# Instruction:
Write down each entry again, exactly as it reads.

# Information shown:
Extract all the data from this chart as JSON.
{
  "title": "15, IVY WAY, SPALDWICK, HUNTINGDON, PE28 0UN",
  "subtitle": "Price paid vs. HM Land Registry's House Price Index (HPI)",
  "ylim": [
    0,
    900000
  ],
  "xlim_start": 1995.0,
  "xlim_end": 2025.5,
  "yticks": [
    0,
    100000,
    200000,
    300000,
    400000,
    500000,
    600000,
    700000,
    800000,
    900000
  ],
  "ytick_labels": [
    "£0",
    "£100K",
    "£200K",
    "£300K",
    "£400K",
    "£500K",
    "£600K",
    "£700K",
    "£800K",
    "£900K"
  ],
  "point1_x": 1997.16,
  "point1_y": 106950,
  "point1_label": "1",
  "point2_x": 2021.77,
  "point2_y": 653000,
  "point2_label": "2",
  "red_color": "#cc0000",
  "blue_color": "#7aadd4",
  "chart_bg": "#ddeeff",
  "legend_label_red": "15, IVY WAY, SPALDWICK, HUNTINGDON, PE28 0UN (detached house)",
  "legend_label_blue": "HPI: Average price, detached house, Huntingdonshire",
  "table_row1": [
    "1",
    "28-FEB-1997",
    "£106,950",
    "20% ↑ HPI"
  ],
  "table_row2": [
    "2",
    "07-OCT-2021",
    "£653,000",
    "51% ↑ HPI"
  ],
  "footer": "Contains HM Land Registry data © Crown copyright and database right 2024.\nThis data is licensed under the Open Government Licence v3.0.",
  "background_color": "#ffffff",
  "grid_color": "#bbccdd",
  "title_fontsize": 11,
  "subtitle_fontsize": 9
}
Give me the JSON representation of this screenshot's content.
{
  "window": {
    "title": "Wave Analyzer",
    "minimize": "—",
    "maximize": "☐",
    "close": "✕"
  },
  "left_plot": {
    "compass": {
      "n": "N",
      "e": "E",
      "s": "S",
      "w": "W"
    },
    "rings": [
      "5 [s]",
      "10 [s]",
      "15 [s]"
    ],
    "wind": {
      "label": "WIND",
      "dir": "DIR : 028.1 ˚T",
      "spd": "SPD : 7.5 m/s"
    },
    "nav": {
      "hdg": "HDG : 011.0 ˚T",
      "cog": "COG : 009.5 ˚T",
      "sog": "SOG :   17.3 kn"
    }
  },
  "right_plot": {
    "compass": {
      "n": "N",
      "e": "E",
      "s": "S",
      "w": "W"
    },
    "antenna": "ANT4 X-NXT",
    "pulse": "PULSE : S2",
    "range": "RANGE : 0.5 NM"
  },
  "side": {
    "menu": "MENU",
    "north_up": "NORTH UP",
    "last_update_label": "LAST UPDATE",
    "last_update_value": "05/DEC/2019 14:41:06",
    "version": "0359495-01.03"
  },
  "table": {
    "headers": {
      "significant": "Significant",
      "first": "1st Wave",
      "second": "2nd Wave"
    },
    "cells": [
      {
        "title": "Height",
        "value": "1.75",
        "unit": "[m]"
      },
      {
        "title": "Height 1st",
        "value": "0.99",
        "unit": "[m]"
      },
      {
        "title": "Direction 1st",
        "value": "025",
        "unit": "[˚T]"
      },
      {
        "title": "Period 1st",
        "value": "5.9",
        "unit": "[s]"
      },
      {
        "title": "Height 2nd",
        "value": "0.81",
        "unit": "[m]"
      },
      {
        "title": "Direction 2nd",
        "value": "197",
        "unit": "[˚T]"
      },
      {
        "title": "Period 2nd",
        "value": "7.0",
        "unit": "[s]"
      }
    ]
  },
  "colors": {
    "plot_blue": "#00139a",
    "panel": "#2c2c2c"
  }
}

# Answer for this exercise:
Extract all the data from this chart as JSON.
{
  "title": "15, IVY WAY, SPALDWICK, HUNTINGDON, PE28 0UN",
  "subtitle": "Price paid vs. HM Land Registry's House Price Index (HPI)",
  "ylim": [
    0,
    900000
  ],
  "xlim_start": 1995.0,
  "xlim_end": 2025.5,
  "yticks": [
    0,
    100000,
    200000,
    300000,
    400000,
    500000,
    600000,
    700000,
    800000,
    900000
  ],
  "ytick_labels": [
    "£0",
    "£100K",
    "£200K",
    "£300K",
    "£400K",
    "£500K",
    "£600K",
    "£700K",
    "£800K",
    "£900K"
  ],
  "point1_x": 1997.16,
  "point1_y": 106950,
  "point1_label": "1",
  "point2_x": 2021.77,
  "point2_y": 653000,
  "point2_label": "2",
  "red_color": "#cc0000",
  "blue_color": "#7aadd4",
  "chart_bg": "#ddeeff",
  "legend_label_red": "15, IVY WAY, SPALDWICK, HUNTINGDON, PE28 0UN (detached house)",
  "legend_label_blue": "HPI: Average price, detached house, Huntingdonshire",
  "table_row1": [
    "1",
    "28-FEB-1997",
    "£106,950",
    "20% ↑ HPI"
  ],
  "table_row2": [
    "2",
    "07-OCT-2021",
    "£653,000",
    "51% ↑ HPI"
  ],
  "footer": "Contains HM Land Registry data © Crown copyright and database right 2024.\nThis data is licensed under the Open Government Licence v3.0.",
  "background_color": "#ffffff",
  "grid_color": "#bbccdd",
  "title_fontsize": 11,
  "subtitle_fontsize": 9
}
Give me the JSON representation of this screenshot's content.
{
  "window": {
    "title": "Wave Analyzer",
    "minimize": "—",
    "maximize": "☐",
    "close": "✕"
  },
  "left_plot": {
    "compass": {
      "n": "N",
      "e": "E",
      "s": "S",
      "w": "W"
    },
    "rings": [
      "5 [s]",
      "10 [s]",
      "15 [s]"
    ],
    "wind": {
      "label": "WIND",
      "dir": "DIR : 028.1 ˚T",
      "spd": "SPD : 7.5 m/s"
    },
    "nav": {
      "hdg": "HDG : 011.0 ˚T",
      "cog": "COG : 009.5 ˚T",
      "sog": "SOG :   17.3 kn"
    }
  },
  "right_plot": {
    "compass": {
      "n": "N",
      "e": "E",
      "s": "S",
      "w": "W"
    },
    "antenna": "ANT4 X-NXT",
    "pulse": "PULSE : S2",
    "range": "RANGE : 0.5 NM"
  },
  "side": {
    "menu": "MENU",
    "north_up": "NORTH UP",
    "last_update_label": "LAST UPDATE",
    "last_update_value": "05/DEC/2019 14:41:06",
    "version": "0359495-01.03"
  },
  "table": {
    "headers": {
      "significant": "Significant",
      "first": "1st Wave",
      "second": "2nd Wave"
    },
    "cells": [
      {
        "title": "Height",
        "value": "1.75",
        "unit": "[m]"
      },
      {
        "title": "Height 1st",
        "value": "0.99",
        "unit": "[m]"
      },
      {
        "title": "Direction 1st",
        "value": "025",
        "unit": "[˚T]"
      },
      {
        "title": "Period 1st",
        "value": "5.9",
        "unit": "[s]"
      },
      {
        "title": "Height 2nd",
        "value": "0.81",
        "unit": "[m]"
      },
      {
        "title": "Direction 2nd",
        "value": "197",
        "unit": "[˚T]"
      },
      {
        "title": "Period 2nd",
        "value": "7.0",
        "unit": "[s]"
      }
    ]
  },
  "colors": {
    "plot_blue": "#00139a",
    "panel": "#2c2c2c"
  }
}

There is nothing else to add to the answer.